From the listing below, pull each line that includes "JSON".

>> BEGIN Record extracts

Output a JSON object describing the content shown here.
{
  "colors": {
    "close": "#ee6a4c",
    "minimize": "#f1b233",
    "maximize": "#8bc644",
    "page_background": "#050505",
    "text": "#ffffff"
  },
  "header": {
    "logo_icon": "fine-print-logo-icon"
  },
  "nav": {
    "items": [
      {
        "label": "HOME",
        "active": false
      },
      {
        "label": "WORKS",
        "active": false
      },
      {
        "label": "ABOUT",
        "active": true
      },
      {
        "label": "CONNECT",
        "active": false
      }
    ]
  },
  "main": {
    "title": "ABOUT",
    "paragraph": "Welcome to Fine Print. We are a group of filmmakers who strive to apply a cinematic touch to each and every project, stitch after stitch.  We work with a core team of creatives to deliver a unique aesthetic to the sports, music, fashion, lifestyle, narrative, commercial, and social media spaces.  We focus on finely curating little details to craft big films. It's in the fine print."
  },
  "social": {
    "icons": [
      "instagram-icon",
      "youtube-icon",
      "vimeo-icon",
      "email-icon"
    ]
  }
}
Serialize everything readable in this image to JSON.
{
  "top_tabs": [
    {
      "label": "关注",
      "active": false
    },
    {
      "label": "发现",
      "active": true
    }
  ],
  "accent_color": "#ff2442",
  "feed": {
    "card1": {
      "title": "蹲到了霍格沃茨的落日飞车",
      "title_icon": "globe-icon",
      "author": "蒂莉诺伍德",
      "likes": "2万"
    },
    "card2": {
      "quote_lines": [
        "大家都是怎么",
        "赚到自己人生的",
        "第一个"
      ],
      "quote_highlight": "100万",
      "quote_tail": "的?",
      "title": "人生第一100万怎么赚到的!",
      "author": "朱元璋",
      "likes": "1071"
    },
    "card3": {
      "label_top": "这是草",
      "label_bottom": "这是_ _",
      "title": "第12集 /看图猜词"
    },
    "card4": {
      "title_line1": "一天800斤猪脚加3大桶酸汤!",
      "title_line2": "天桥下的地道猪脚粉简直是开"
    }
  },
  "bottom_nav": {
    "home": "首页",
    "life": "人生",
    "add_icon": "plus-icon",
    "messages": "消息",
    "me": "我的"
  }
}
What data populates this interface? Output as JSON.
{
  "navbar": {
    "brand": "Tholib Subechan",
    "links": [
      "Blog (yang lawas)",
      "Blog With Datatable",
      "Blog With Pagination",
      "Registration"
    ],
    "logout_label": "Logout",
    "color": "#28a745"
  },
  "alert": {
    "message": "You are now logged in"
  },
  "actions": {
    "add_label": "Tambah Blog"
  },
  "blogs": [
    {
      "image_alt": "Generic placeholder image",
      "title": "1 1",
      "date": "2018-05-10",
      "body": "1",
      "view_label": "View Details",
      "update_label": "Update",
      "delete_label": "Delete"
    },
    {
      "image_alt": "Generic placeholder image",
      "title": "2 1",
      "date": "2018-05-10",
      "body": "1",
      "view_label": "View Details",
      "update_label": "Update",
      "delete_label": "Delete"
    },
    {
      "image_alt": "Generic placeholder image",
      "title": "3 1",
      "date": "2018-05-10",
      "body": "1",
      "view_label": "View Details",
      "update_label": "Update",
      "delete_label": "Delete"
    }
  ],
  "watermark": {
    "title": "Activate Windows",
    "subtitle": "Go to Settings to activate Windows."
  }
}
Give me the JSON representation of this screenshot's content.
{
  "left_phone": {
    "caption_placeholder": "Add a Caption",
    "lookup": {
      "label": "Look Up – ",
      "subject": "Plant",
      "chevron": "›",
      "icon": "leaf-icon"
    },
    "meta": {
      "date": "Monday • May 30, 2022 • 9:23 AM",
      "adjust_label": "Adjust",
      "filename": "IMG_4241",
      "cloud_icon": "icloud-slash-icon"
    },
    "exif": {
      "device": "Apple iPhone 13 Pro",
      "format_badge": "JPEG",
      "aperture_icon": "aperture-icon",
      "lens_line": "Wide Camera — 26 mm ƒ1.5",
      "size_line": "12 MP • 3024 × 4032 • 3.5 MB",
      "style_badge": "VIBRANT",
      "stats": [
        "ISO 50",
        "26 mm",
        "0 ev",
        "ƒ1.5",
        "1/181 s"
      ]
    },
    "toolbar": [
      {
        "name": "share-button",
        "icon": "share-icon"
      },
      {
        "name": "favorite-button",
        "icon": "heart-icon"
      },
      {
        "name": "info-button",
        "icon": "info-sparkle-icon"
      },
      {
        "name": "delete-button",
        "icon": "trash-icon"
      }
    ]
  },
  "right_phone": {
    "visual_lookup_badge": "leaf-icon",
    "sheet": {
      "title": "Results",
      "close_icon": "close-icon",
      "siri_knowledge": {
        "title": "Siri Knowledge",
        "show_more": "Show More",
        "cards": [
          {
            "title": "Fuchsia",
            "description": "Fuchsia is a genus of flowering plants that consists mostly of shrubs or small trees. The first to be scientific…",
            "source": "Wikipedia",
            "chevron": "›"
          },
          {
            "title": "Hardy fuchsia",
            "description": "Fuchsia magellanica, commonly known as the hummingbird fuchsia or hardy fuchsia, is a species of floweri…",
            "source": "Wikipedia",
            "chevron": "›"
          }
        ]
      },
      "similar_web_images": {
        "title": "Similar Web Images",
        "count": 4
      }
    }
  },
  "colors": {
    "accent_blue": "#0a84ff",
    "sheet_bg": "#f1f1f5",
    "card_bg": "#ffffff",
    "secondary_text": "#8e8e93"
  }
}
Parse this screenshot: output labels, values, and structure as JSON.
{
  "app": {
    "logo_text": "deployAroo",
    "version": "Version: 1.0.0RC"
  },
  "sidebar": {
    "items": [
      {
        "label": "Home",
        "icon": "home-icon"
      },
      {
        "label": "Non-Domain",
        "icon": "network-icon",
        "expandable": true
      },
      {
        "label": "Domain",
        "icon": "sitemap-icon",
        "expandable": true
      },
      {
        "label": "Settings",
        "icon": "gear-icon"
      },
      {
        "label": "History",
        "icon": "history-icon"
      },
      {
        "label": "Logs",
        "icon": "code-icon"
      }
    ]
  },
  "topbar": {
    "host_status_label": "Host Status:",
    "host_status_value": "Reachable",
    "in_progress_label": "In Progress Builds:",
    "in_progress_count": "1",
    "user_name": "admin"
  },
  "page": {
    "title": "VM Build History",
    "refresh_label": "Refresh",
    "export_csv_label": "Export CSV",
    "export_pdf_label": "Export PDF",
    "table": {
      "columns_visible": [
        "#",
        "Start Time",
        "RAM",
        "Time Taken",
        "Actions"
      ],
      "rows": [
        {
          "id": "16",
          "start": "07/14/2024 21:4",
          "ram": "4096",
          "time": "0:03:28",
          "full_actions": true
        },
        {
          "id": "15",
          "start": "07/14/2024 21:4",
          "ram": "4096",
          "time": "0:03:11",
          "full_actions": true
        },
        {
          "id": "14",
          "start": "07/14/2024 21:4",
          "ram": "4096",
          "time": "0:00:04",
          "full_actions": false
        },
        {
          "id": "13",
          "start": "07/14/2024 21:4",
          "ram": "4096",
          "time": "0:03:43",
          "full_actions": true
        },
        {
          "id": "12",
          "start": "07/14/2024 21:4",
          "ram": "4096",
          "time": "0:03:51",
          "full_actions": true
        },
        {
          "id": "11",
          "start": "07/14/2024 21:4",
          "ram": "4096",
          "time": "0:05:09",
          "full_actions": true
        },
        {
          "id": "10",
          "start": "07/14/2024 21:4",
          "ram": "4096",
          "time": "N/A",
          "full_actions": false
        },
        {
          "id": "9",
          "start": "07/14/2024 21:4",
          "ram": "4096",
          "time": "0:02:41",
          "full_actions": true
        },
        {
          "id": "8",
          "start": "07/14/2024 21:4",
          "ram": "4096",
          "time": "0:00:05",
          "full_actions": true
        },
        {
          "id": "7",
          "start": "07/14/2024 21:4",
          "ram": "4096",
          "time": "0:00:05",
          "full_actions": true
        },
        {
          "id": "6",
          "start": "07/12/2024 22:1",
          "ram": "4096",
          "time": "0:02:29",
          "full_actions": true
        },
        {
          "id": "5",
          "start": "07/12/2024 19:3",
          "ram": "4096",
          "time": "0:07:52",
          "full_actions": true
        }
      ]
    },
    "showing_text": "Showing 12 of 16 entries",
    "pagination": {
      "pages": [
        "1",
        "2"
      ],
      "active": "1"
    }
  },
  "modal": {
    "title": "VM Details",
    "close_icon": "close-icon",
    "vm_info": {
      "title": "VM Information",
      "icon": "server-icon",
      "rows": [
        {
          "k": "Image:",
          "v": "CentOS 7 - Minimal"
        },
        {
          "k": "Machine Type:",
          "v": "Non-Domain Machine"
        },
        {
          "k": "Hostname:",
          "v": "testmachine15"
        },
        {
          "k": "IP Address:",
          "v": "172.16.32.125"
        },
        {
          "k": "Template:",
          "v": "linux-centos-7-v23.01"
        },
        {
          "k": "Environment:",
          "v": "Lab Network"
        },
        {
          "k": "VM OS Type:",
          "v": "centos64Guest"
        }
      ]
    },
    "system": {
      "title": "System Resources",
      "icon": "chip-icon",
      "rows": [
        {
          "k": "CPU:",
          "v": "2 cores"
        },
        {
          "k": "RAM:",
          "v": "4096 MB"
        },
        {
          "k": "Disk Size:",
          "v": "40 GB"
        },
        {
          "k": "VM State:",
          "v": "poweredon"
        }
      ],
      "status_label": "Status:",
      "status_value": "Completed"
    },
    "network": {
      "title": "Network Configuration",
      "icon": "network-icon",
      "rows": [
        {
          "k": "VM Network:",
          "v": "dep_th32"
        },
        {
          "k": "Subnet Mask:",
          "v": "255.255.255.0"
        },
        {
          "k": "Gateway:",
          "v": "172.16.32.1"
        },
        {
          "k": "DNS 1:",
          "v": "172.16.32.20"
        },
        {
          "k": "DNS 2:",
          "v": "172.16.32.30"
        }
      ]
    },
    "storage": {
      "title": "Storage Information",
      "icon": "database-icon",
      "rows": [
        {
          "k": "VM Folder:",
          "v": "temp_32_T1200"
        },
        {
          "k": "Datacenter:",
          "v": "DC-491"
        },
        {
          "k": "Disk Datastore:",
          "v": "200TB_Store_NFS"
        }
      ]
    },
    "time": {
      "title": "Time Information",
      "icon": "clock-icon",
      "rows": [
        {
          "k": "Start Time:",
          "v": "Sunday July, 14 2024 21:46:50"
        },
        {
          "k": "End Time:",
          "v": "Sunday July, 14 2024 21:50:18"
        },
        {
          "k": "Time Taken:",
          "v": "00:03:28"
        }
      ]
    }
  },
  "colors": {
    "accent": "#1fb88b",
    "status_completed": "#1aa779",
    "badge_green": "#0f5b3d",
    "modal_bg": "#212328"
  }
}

>> END Record extracts

Finished answer>
Output a JSON object describing the content shown here.
Serialize everything readable in this image to JSON.
What data populates this interface? Output as JSON.
Give me the JSON representation of this screenshot's content.
Parse this screenshot: output labels, values, and structure as JSON.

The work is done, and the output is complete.